__WHAT NEEDS TO BE DONE__
Write out the entries again exactly as they are given.

__DATASET RECORDS__
***

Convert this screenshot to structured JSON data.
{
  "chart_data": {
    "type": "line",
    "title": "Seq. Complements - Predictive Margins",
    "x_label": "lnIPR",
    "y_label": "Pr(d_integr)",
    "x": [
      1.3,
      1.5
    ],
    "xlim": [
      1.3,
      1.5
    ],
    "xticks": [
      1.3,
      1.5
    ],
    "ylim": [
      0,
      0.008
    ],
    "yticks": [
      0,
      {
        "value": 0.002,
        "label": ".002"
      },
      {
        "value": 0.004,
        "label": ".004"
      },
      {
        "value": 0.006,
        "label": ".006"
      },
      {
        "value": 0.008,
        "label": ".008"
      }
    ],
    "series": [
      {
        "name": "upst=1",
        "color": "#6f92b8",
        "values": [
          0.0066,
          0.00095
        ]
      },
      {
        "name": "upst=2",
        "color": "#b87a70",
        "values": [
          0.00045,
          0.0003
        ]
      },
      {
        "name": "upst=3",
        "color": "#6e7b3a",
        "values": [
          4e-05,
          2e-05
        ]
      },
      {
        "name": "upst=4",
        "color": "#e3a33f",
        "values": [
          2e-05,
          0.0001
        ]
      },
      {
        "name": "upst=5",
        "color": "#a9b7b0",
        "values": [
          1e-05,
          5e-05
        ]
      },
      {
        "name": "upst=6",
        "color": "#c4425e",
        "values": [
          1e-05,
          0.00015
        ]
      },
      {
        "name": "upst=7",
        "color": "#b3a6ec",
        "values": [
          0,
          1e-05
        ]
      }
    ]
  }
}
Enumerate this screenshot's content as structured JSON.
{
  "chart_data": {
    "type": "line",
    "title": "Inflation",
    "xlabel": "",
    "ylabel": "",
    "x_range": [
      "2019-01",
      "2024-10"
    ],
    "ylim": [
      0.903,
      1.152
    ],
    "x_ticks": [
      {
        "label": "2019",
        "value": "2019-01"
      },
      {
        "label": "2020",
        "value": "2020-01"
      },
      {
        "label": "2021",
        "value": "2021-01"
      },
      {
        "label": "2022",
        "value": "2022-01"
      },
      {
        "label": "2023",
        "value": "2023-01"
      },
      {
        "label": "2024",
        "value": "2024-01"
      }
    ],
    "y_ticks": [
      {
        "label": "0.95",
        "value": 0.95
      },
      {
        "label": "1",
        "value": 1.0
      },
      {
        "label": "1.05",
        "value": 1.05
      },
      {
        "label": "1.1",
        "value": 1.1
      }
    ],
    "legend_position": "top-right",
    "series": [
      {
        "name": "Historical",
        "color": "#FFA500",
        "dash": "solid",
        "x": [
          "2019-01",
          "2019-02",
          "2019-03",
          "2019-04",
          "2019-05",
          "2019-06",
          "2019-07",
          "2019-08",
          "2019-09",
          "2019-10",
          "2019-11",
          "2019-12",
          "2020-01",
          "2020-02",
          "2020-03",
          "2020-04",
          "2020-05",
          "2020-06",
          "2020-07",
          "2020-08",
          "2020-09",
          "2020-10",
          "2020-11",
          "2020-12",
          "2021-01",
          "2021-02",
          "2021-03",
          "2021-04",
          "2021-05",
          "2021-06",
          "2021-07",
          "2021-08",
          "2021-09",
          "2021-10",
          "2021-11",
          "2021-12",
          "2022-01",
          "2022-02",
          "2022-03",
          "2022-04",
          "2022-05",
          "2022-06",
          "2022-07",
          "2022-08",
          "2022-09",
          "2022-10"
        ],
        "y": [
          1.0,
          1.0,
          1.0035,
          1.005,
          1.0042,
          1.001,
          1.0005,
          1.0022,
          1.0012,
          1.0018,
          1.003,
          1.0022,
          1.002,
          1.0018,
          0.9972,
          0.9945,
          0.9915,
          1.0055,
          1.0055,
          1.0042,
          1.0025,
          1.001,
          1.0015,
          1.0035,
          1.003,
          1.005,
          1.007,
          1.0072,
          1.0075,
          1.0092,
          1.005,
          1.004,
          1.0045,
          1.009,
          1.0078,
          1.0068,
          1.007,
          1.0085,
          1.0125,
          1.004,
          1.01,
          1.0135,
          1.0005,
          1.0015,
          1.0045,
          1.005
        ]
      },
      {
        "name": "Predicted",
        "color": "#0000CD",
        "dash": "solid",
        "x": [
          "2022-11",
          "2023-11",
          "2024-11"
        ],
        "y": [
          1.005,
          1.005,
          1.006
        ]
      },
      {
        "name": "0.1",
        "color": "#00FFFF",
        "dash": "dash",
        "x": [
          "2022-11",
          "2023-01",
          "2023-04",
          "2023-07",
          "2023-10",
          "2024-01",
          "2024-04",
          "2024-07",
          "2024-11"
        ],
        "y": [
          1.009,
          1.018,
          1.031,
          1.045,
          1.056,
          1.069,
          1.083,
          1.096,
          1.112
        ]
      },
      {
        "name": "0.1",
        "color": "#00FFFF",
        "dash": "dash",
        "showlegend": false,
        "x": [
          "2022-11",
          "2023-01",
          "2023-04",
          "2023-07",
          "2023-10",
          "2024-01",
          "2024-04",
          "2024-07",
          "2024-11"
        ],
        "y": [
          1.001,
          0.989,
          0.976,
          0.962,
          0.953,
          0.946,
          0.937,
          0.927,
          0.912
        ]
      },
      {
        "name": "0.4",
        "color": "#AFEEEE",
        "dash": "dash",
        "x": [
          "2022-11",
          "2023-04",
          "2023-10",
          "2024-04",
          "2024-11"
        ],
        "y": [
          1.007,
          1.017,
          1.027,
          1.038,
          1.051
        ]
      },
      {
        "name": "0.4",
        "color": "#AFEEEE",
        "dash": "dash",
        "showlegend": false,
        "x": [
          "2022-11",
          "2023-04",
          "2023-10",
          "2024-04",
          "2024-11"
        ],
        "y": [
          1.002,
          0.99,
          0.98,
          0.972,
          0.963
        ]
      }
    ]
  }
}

***

__SOLUTION FOR THIS PROBLEM__
Convert this screenshot to structured JSON data.
{
  "chart_data": {
    "type": "line",
    "title": "Seq. Complements - Predictive Margins",
    "x_label": "lnIPR",
    "y_label": "Pr(d_integr)",
    "x": [
      1.3,
      1.5
    ],
    "xlim": [
      1.3,
      1.5
    ],
    "xticks": [
      1.3,
      1.5
    ],
    "ylim": [
      0,
      0.008
    ],
    "yticks": [
      0,
      {
        "value": 0.002,
        "label": ".002"
      },
      {
        "value": 0.004,
        "label": ".004"
      },
      {
        "value": 0.006,
        "label": ".006"
      },
      {
        "value": 0.008,
        "label": ".008"
      }
    ],
    "series": [
      {
        "name": "upst=1",
        "color": "#6f92b8",
        "values": [
          0.0066,
          0.00095
        ]
      },
      {
        "name": "upst=2",
        "color": "#b87a70",
        "values": [
          0.00045,
          0.0003
        ]
      },
      {
        "name": "upst=3",
        "color": "#6e7b3a",
        "values": [
          4e-05,
          2e-05
        ]
      },
      {
        "name": "upst=4",
        "color": "#e3a33f",
        "values": [
          2e-05,
          0.0001
        ]
      },
      {
        "name": "upst=5",
        "color": "#a9b7b0",
        "values": [
          1e-05,
          5e-05
        ]
      },
      {
        "name": "upst=6",
        "color": "#c4425e",
        "values": [
          1e-05,
          0.00015
        ]
      },
      {
        "name": "upst=7",
        "color": "#b3a6ec",
        "values": [
          0,
          1e-05
        ]
      }
    ]
  }
}
Enumerate this screenshot's content as structured JSON.
{
  "chart_data": {
    "type": "line",
    "title": "Inflation",
    "xlabel": "",
    "ylabel": "",
    "x_range": [
      "2019-01",
      "2024-10"
    ],
    "ylim": [
      0.903,
      1.152
    ],
    "x_ticks": [
      {
        "label": "2019",
        "value": "2019-01"
      },
      {
        "label": "2020",
        "value": "2020-01"
      },
      {
        "label": "2021",
        "value": "2021-01"
      },
      {
        "label": "2022",
        "value": "2022-01"
      },
      {
        "label": "2023",
        "value": "2023-01"
      },
      {
        "label": "2024",
        "value": "2024-01"
      }
    ],
    "y_ticks": [
      {
        "label": "0.95",
        "value": 0.95
      },
      {
        "label": "1",
        "value": 1.0
      },
      {
        "label": "1.05",
        "value": 1.05
      },
      {
        "label": "1.1",
        "value": 1.1
      }
    ],
    "legend_position": "top-right",
    "series": [
      {
        "name": "Historical",
        "color": "#FFA500",
        "dash": "solid",
        "x": [
          "2019-01",
          "2019-02",
          "2019-03",
          "2019-04",
          "2019-05",
          "2019-06",
          "2019-07",
          "2019-08",
          "2019-09",
          "2019-10",
          "2019-11",
          "2019-12",
          "2020-01",
          "2020-02",
          "2020-03",
          "2020-04",
          "2020-05",
          "2020-06",
          "2020-07",
          "2020-08",
          "2020-09",
          "2020-10",
          "2020-11",
          "2020-12",
          "2021-01",
          "2021-02",
          "2021-03",
          "2021-04",
          "2021-05",
          "2021-06",
          "2021-07",
          "2021-08",
          "2021-09",
          "2021-10",
          "2021-11",
          "2021-12",
          "2022-01",
          "2022-02",
          "2022-03",
          "2022-04",
          "2022-05",
          "2022-06",
          "2022-07",
          "2022-08",
          "2022-09",
          "2022-10"
        ],
        "y": [
          1.0,
          1.0,
          1.0035,
          1.005,
          1.0042,
          1.001,
          1.0005,
          1.0022,
          1.0012,
          1.0018,
          1.003,
          1.0022,
          1.002,
          1.0018,
          0.9972,
          0.9945,
          0.9915,
          1.0055,
          1.0055,
          1.0042,
          1.0025,
          1.001,
          1.0015,
          1.0035,
          1.003,
          1.005,
          1.007,
          1.0072,
          1.0075,
          1.0092,
          1.005,
          1.004,
          1.0045,
          1.009,
          1.0078,
          1.0068,
          1.007,
          1.0085,
          1.0125,
          1.004,
          1.01,
          1.0135,
          1.0005,
          1.0015,
          1.0045,
          1.005
        ]
      },
      {
        "name": "Predicted",
        "color": "#0000CD",
        "dash": "solid",
        "x": [
          "2022-11",
          "2023-11",
          "2024-11"
        ],
        "y": [
          1.005,
          1.005,
          1.006
        ]
      },
      {
        "name": "0.1",
        "color": "#00FFFF",
        "dash": "dash",
        "x": [
          "2022-11",
          "2023-01",
          "2023-04",
          "2023-07",
          "2023-10",
          "2024-01",
          "2024-04",
          "2024-07",
          "2024-11"
        ],
        "y": [
          1.009,
          1.018,
          1.031,
          1.045,
          1.056,
          1.069,
          1.083,
          1.096,
          1.112
        ]
      },
      {
        "name": "0.1",
        "color": "#00FFFF",
        "dash": "dash",
        "showlegend": false,
        "x": [
          "2022-11",
          "2023-01",
          "2023-04",
          "2023-07",
          "2023-10",
          "2024-01",
          "2024-04",
          "2024-07",
          "2024-11"
        ],
        "y": [
          1.001,
          0.989,
          0.976,
          0.962,
          0.953,
          0.946,
          0.937,
          0.927,
          0.912
        ]
      },
      {
        "name": "0.4",
        "color": "#AFEEEE",
        "dash": "dash",
        "x": [
          "2022-11",
          "2023-04",
          "2023-10",
          "2024-04",
          "2024-11"
        ],
        "y": [
          1.007,
          1.017,
          1.027,
          1.038,
          1.051
        ]
      },
      {
        "name": "0.4",
        "color": "#AFEEEE",
        "dash": "dash",
        "showlegend": false,
        "x": [
          "2022-11",
          "2023-04",
          "2023-10",
          "2024-04",
          "2024-11"
        ],
        "y": [
          1.002,
          0.99,
          0.98,
          0.972,
          0.963
        ]
      }
    ]
  }
}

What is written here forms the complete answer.